Dataset excerpts:
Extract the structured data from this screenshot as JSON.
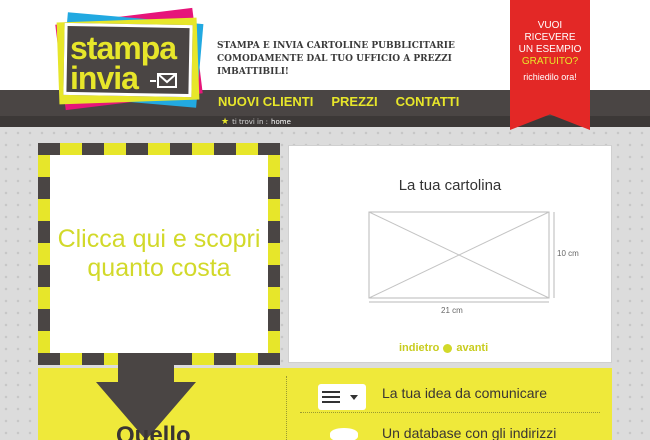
{
  "logo": {
    "line1": "stampa",
    "line2": "invia"
  },
  "tagline": "STAMPA E INVIA CARTOLINE PUBBLICITARIE COMODAMENTE DAL TUO UFFICIO A PREZZI IMBATTIBILI!",
  "nav": {
    "items": [
      "NUOVI CLIENTI",
      "PREZZI",
      "CONTATTI"
    ]
  },
  "breadcrumb": {
    "prefix": "ti trovi in :",
    "current": "home"
  },
  "ribbon": {
    "line1": "VUOI",
    "line2": "RICEVERE",
    "line3": "UN ESEMPIO",
    "line4": "GRATUITO?",
    "line5": "richiedilo ora!"
  },
  "promo": {
    "text": "Clicca qui e scopri quanto costa"
  },
  "card": {
    "title": "La tua cartolina",
    "width_label": "21 cm",
    "height_label": "10 cm"
  },
  "pager": {
    "prev": "indietro",
    "next": "avanti"
  },
  "features": {
    "item1": "La tua idea da comunicare",
    "item2": "Un database con gli indirizzi"
  },
  "bottom": {
    "heading": "Quello"
  },
  "colors": {
    "yellow": "#e7e62a",
    "dark": "#4a4544",
    "red": "#e32826",
    "magenta": "#e6157a",
    "cyan": "#22a9e1"
  }
}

[WRITTEN INSTRUCTION]: Of the lines in the entries, how many include the word "PREZZI"? State only the number.

[COMPLETED TASK]: 2